__EXERCISE__.
From the listing below, pull out every line where the string "color" appears.

__RECORD SET__.
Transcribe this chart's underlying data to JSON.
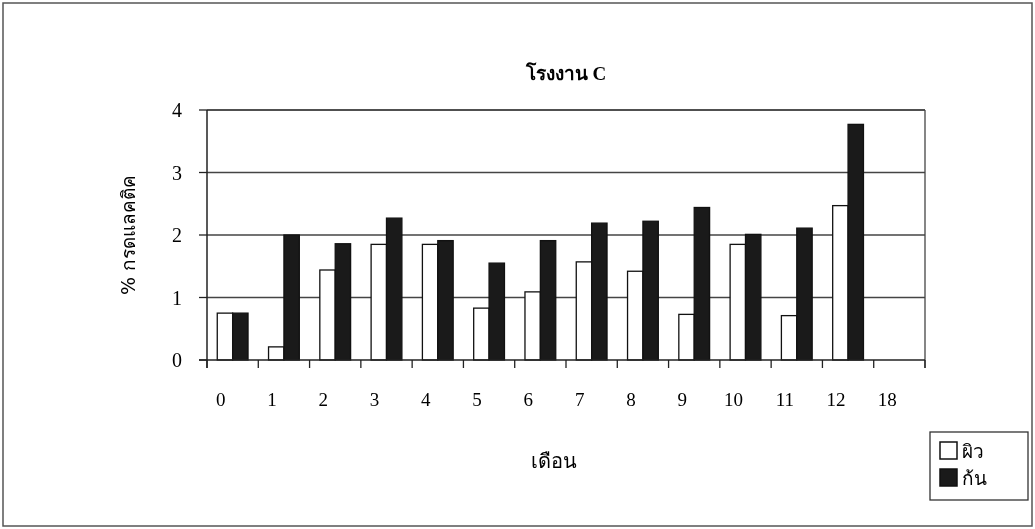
{
  "chart_data": {
    "type": "bar",
    "title": "โรงงาน C",
    "xlabel": "เดือน",
    "ylabel": "% กรดแลคติค",
    "categories": [
      "0",
      "1",
      "2",
      "3",
      "4",
      "5",
      "6",
      "7",
      "8",
      "9",
      "10",
      "11",
      "12",
      "18"
    ],
    "series": [
      {
        "name": "ผิว",
        "color": "#ffffff",
        "values": [
          0.75,
          0.21,
          1.44,
          1.85,
          1.85,
          0.83,
          1.09,
          1.57,
          1.42,
          0.73,
          1.85,
          0.71,
          2.47,
          null
        ]
      },
      {
        "name": "ก้น",
        "color": "#1a1a1a",
        "values": [
          0.75,
          2.0,
          1.86,
          2.27,
          1.91,
          1.55,
          1.91,
          2.19,
          2.22,
          2.44,
          2.01,
          2.11,
          3.77,
          null
        ]
      }
    ],
    "ylim": [
      0,
      4
    ],
    "yticks": [
      0,
      1,
      2,
      3,
      4
    ],
    "grid": "y",
    "legend": "bottom right"
  }
}
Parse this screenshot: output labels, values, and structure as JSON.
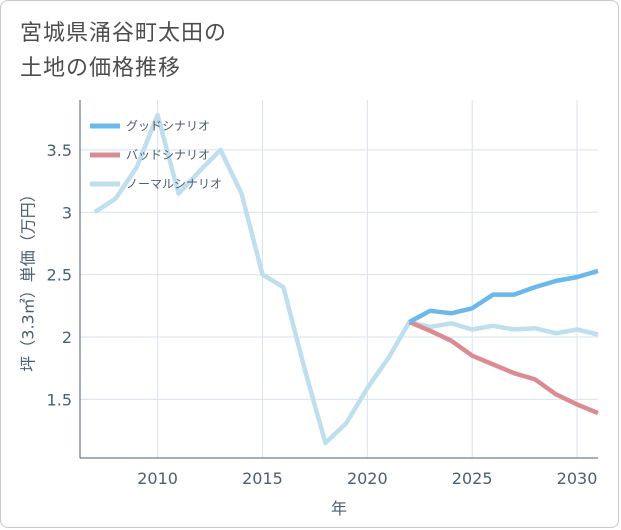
{
  "title": {
    "line1": "宮城県涌谷町太田の",
    "line2": "土地の価格推移"
  },
  "chart_data": {
    "type": "line",
    "title": "宮城県涌谷町太田の土地の価格推移",
    "xlabel": "年",
    "ylabel": "坪（3.3㎡）単価（万円）",
    "xlim": [
      2006.3,
      2031
    ],
    "ylim": [
      1.03,
      3.9
    ],
    "x_ticks": [
      2010,
      2015,
      2020,
      2025,
      2030
    ],
    "x_tick_labels": [
      "2010",
      "2015",
      "2020",
      "2025",
      "2030"
    ],
    "y_ticks": [
      1.5,
      2,
      2.5,
      3,
      3.5
    ],
    "y_tick_labels": [
      "1.5",
      "2",
      "2.5",
      "3",
      "3.5"
    ],
    "grid": true,
    "legend_position": "top-left",
    "series": [
      {
        "name": "グッドシナリオ",
        "color": "#6ab8ec",
        "x": [
          2022,
          2023,
          2024,
          2025,
          2026,
          2027,
          2028,
          2029,
          2030,
          2031
        ],
        "values": [
          2.12,
          2.21,
          2.19,
          2.23,
          2.34,
          2.34,
          2.4,
          2.45,
          2.48,
          2.53
        ]
      },
      {
        "name": "バッドシナリオ",
        "color": "#db8c93",
        "x": [
          2022,
          2023,
          2024,
          2025,
          2026,
          2027,
          2028,
          2029,
          2030,
          2031
        ],
        "values": [
          2.12,
          2.05,
          1.97,
          1.85,
          1.78,
          1.71,
          1.66,
          1.54,
          1.46,
          1.39
        ]
      },
      {
        "name": "ノーマルシナリオ",
        "color": "#bfdfee",
        "x": [
          2007,
          2008,
          2009,
          2010,
          2011,
          2012,
          2013,
          2014,
          2015,
          2016,
          2017,
          2018,
          2019,
          2020,
          2021,
          2022,
          2023,
          2024,
          2025,
          2026,
          2027,
          2028,
          2029,
          2030,
          2031
        ],
        "values": [
          3.0,
          3.11,
          3.36,
          3.78,
          3.15,
          3.33,
          3.5,
          3.15,
          2.5,
          2.4,
          1.75,
          1.15,
          1.31,
          1.59,
          1.83,
          2.12,
          2.08,
          2.11,
          2.06,
          2.09,
          2.06,
          2.07,
          2.03,
          2.06,
          2.02
        ]
      }
    ]
  }
}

__EXERCISE RESULT__.
        "color": "#ffffff",
        "color": "#1a1a1a",
        "color": "#6ab8ec",
        "color": "#db8c93",
        "color": "#bfdfee",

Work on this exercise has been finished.